* _Text to read_
=-=-=-=-=

In this case, the residues are determined at the various simulation points. The residues correspond to the difference between a response of the first model and the value obtained by the reservoir flow simulator. Then, the residues are interpolated. Any n-dimensional interpolation method is suitable. The kriging or the spline method can be used in particular. These methods are explained in the book entitled “Statistics for Spatial Data” by Cressie, N., Wiley, New York 1991.
The residue interpolation structure lends itself well to this sequential approach because it is divided up into two parts: a linear model, which corresponds to the first model determined in step 2, and a “correcting” term allowing making up the difference between the prediction of the first model and the simulation point. In cases where the analytical model should be satisfactory, it is not necessary to add this “correcting” term. In the opposite case, it allows interpolation of the responses and, thus, accounting for non-linearities detected at the surface.

=-=-=-=-=

* _Required task a_
Retype the records from the line containing "eye-icon[interactable]: [360, 585, 376, 601]" through the line containing "page-link-56[interactable]: [56]: [813, 158, 840, 182]", including both of those lines.

Part of a data file
=-=-=-=-=

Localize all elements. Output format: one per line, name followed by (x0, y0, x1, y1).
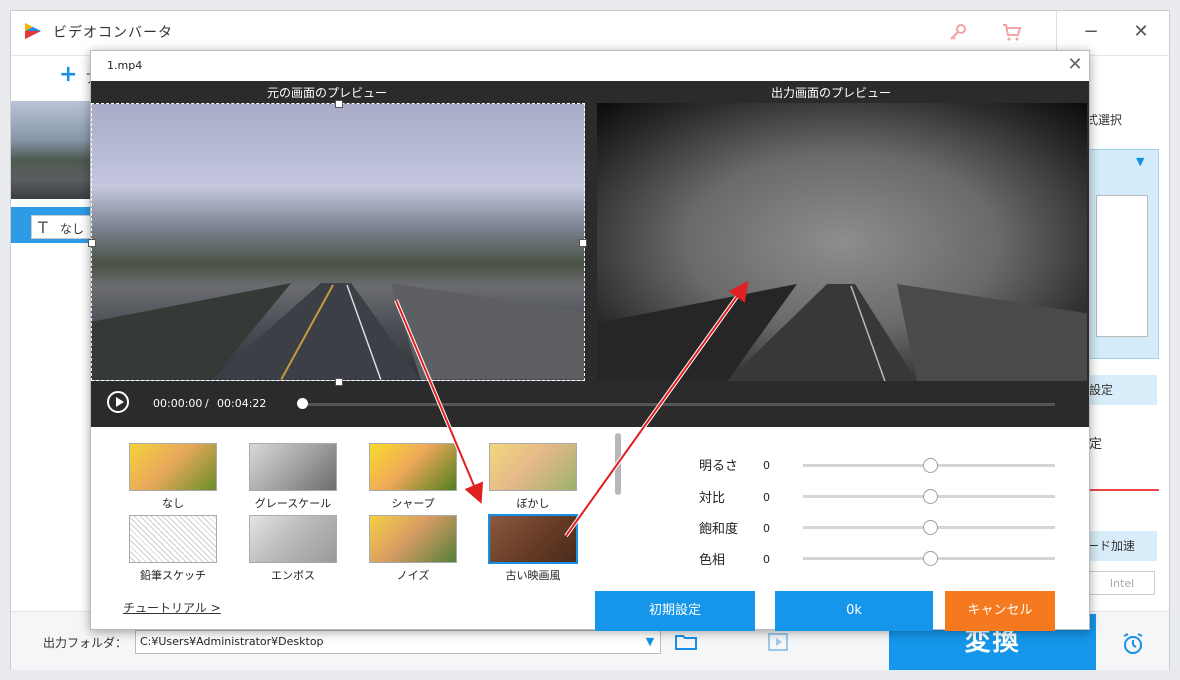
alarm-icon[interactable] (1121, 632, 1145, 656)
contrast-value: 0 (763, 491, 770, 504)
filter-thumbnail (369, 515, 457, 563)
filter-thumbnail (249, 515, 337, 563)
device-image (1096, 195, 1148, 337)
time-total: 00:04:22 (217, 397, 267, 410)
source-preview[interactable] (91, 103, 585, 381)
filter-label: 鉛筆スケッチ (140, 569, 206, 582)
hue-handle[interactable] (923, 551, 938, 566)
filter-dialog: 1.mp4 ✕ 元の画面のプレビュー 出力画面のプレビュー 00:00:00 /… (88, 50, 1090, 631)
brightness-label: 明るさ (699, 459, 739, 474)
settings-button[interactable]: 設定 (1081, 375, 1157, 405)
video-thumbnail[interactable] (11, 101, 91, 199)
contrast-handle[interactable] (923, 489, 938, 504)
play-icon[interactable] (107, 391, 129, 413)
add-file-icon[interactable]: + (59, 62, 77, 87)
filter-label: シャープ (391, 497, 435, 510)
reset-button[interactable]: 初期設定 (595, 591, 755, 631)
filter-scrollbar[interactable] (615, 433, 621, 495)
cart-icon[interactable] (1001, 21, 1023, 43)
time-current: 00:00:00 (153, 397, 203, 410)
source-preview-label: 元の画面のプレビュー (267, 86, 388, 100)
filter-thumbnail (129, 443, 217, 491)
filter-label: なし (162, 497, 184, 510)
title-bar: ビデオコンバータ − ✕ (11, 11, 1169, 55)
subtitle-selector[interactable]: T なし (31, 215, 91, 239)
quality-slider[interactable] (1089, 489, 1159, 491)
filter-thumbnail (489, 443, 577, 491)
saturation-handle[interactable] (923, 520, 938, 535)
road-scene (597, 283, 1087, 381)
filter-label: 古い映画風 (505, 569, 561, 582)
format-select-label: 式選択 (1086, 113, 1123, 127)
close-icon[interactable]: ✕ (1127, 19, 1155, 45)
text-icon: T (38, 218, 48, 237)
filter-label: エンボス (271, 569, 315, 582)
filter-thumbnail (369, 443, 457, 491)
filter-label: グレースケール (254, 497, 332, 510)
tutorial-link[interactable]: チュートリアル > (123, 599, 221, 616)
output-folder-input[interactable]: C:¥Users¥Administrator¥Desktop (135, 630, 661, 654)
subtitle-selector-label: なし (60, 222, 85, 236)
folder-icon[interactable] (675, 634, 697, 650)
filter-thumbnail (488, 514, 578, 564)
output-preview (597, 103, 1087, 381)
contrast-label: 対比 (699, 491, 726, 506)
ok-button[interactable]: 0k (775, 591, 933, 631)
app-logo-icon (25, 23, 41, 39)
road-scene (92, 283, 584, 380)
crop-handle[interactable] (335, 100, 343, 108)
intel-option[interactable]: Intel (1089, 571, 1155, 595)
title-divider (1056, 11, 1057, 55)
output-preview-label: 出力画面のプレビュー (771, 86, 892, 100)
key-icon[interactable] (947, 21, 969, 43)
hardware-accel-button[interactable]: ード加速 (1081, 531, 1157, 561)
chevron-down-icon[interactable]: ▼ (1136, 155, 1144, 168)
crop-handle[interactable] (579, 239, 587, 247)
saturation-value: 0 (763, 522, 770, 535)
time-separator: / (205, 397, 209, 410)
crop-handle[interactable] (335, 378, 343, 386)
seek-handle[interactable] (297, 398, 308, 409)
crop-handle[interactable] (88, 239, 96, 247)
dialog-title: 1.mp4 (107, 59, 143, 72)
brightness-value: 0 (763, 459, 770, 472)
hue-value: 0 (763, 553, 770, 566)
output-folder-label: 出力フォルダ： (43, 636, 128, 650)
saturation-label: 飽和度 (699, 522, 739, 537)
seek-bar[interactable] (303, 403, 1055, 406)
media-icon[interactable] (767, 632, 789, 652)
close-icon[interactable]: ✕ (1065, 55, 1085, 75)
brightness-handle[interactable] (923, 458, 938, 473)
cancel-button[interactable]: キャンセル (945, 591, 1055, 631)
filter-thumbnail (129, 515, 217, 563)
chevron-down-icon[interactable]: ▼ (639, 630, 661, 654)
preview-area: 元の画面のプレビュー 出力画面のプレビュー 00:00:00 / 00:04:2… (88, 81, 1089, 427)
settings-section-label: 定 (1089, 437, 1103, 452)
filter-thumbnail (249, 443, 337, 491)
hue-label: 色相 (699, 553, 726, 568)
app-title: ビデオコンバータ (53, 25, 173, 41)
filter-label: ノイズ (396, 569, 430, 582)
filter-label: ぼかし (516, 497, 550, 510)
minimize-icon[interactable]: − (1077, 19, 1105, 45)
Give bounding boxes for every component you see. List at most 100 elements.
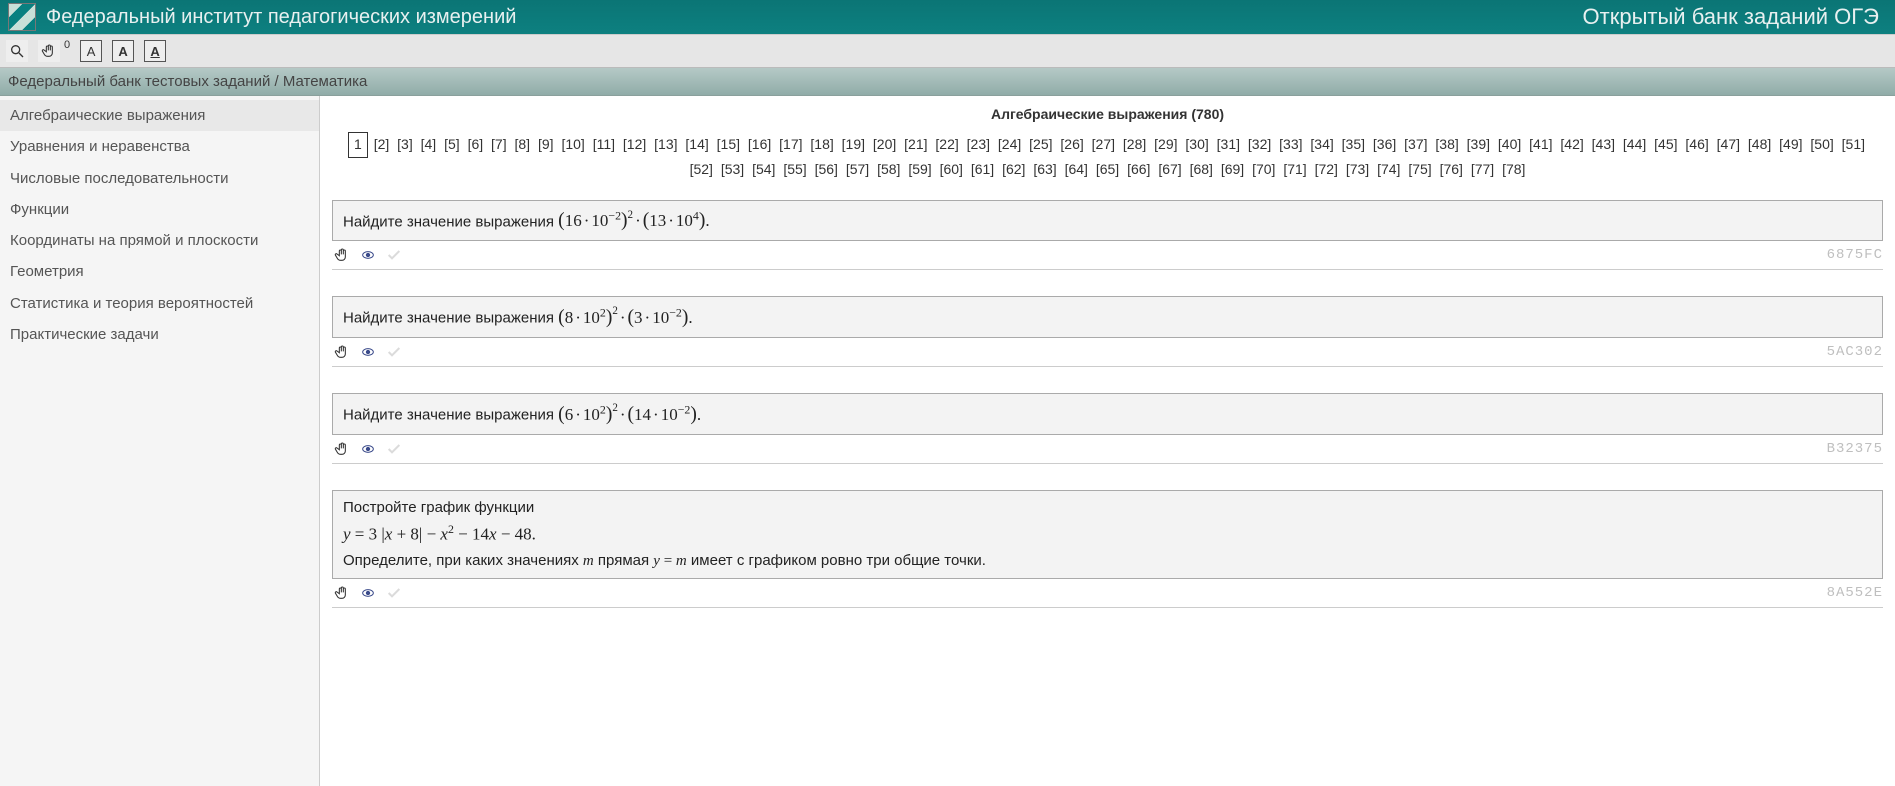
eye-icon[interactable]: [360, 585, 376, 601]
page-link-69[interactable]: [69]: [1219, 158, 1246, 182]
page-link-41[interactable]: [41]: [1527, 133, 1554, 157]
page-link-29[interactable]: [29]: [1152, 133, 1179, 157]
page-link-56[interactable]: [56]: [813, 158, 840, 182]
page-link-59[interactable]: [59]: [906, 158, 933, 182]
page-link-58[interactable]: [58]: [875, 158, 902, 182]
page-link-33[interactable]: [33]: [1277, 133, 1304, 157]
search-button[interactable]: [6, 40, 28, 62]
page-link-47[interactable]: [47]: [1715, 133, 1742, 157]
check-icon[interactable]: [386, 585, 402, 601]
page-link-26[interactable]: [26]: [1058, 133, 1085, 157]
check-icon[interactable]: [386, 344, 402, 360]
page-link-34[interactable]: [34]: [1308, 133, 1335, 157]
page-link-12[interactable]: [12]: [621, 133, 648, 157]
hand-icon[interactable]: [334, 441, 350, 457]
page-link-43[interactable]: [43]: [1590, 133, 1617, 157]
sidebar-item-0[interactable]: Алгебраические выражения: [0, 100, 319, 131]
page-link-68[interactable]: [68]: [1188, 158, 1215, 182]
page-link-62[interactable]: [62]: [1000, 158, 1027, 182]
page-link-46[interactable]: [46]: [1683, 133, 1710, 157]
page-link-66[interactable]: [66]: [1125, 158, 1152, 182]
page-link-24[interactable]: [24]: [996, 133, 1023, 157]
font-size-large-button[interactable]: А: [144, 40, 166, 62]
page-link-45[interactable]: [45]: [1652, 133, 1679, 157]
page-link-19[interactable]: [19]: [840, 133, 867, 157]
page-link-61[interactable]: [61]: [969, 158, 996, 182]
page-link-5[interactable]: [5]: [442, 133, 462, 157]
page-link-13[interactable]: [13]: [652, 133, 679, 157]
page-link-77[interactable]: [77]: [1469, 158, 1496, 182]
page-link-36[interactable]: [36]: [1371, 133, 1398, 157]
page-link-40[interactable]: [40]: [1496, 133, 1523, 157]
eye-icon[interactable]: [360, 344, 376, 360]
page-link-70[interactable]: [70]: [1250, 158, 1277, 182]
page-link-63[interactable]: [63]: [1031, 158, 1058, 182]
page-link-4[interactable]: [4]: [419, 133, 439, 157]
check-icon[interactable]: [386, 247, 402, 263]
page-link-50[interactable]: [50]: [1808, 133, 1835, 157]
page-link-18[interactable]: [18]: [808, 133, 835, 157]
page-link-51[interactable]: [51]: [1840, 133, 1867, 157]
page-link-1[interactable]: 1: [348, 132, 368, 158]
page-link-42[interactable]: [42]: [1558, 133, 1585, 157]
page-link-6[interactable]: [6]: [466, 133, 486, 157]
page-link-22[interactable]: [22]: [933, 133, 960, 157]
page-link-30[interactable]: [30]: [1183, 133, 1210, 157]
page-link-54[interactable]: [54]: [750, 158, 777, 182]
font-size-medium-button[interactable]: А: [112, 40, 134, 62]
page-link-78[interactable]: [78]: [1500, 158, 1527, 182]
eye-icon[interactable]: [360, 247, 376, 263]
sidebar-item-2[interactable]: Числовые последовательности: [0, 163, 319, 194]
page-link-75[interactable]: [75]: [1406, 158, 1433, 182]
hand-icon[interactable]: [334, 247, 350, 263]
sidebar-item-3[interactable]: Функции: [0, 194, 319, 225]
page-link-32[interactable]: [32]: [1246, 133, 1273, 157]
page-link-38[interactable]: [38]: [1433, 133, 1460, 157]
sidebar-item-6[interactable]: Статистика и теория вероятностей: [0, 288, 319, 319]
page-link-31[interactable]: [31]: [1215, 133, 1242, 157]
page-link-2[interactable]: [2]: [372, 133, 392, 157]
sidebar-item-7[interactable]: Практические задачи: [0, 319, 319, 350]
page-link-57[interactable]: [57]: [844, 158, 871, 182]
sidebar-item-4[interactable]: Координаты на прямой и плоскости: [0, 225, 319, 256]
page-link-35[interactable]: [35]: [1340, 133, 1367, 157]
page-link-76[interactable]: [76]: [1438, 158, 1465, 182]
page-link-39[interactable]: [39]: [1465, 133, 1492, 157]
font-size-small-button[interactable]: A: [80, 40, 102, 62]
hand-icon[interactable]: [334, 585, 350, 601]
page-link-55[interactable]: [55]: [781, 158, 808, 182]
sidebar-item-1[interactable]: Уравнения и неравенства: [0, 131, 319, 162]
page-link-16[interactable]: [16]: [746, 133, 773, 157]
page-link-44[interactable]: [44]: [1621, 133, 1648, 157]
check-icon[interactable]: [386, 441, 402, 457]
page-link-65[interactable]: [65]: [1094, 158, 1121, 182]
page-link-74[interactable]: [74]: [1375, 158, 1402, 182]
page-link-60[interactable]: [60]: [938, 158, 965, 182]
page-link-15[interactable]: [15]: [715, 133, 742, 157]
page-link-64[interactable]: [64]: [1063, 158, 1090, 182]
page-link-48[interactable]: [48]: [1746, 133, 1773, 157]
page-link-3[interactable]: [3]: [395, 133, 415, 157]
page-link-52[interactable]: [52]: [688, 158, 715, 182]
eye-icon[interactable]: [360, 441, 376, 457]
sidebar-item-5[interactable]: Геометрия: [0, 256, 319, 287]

=-=-=-=-=

* _Required task b_
Echo the passage on residue interpolation word for word, from "The residue interpolation" through "at the surface.".

* _Written solution a_
eye-icon[interactable]: [360, 585, 376, 601]
page-link-69[interactable]: [69]: [1219, 158, 1246, 182]
page-link-41[interactable]: [41]: [1527, 133, 1554, 157]
page-link-29[interactable]: [29]: [1152, 133, 1179, 157]
page-link-56[interactable]: [56]: [813, 158, 840, 182]

* _Written solution b_
The residue interpolation structure lends itself well to this sequential approach because it is divided up into two parts: a linear model, which corresponds to the first model determined in step 2, and a “correcting” term allowing making up the difference between the prediction of the first model and the simulation point. In cases where the analytical model should be satisfactory, it is not necessary to add this “correcting” term. In the opposite case, it allows interpolation of the responses and, thus, accounting for non-linearities detected at the surface.